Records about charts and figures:
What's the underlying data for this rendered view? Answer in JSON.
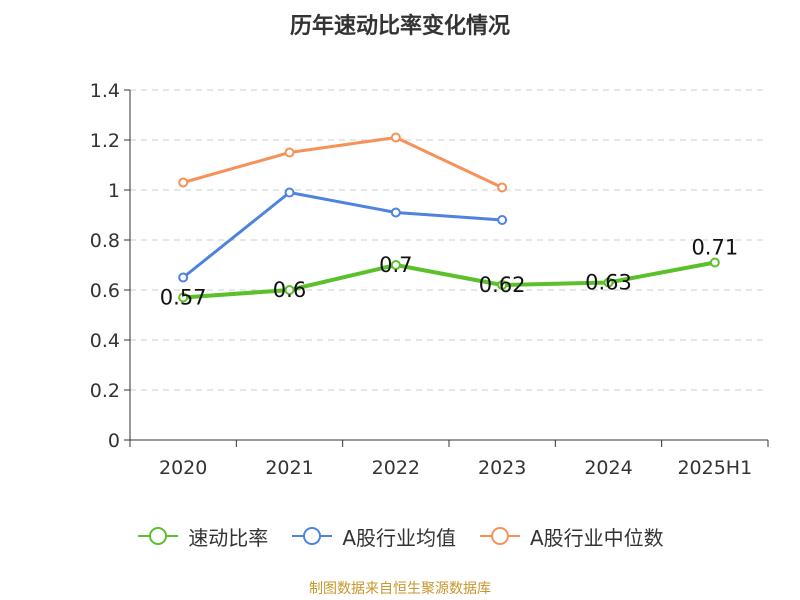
{
  "title": "历年速动比率变化情况",
  "source_note": "制图数据来自恒生聚源数据库",
  "colors": {
    "series_1": "#5cc02b",
    "series_2": "#4f83e0",
    "series_3": "#f7915a",
    "axis": "#333333",
    "grid": "#cccccc",
    "source": "#c8962a"
  },
  "chart_data": {
    "type": "line",
    "title": "历年速动比率变化情况",
    "categories": [
      "2020",
      "2021",
      "2022",
      "2023",
      "2024",
      "2025H1"
    ],
    "y_ticks": [
      "0",
      "0.2",
      "0.4",
      "0.6",
      "0.8",
      "1",
      "1.2",
      "1.4"
    ],
    "ylim": [
      0,
      1.4
    ],
    "grid": "horizontal-dashed",
    "legend_position": "bottom",
    "series": [
      {
        "name": "速动比率",
        "color": "#5cc02b",
        "values": [
          0.57,
          0.6,
          0.7,
          0.62,
          0.63,
          0.71
        ],
        "labels": [
          "0.57",
          "0.6",
          "0.7",
          "0.62",
          "0.63",
          "0.71"
        ]
      },
      {
        "name": "A股行业均值",
        "color": "#4f83e0",
        "values": [
          0.65,
          0.99,
          0.91,
          0.88,
          null,
          null
        ]
      },
      {
        "name": "A股行业中位数",
        "color": "#f7915a",
        "values": [
          1.03,
          1.15,
          1.21,
          1.01,
          null,
          null
        ]
      }
    ]
  }
}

Prompt – Without the pictures, repeat all the records word for word.

Solution to the exercise –
What's the underlying data for this rendered view? Answer in JSON.
{
  "title": "历年速动比率变化情况",
  "source_note": "制图数据来自恒生聚源数据库",
  "colors": {
    "series_1": "#5cc02b",
    "series_2": "#4f83e0",
    "series_3": "#f7915a",
    "axis": "#333333",
    "grid": "#cccccc",
    "source": "#c8962a"
  },
  "chart_data": {
    "type": "line",
    "title": "历年速动比率变化情况",
    "categories": [
      "2020",
      "2021",
      "2022",
      "2023",
      "2024",
      "2025H1"
    ],
    "y_ticks": [
      "0",
      "0.2",
      "0.4",
      "0.6",
      "0.8",
      "1",
      "1.2",
      "1.4"
    ],
    "ylim": [
      0,
      1.4
    ],
    "grid": "horizontal-dashed",
    "legend_position": "bottom",
    "series": [
      {
        "name": "速动比率",
        "color": "#5cc02b",
        "values": [
          0.57,
          0.6,
          0.7,
          0.62,
          0.63,
          0.71
        ],
        "labels": [
          "0.57",
          "0.6",
          "0.7",
          "0.62",
          "0.63",
          "0.71"
        ]
      },
      {
        "name": "A股行业均值",
        "color": "#4f83e0",
        "values": [
          0.65,
          0.99,
          0.91,
          0.88,
          null,
          null
        ]
      },
      {
        "name": "A股行业中位数",
        "color": "#f7915a",
        "values": [
          1.03,
          1.15,
          1.21,
          1.01,
          null,
          null
        ]
      }
    ]
  }
}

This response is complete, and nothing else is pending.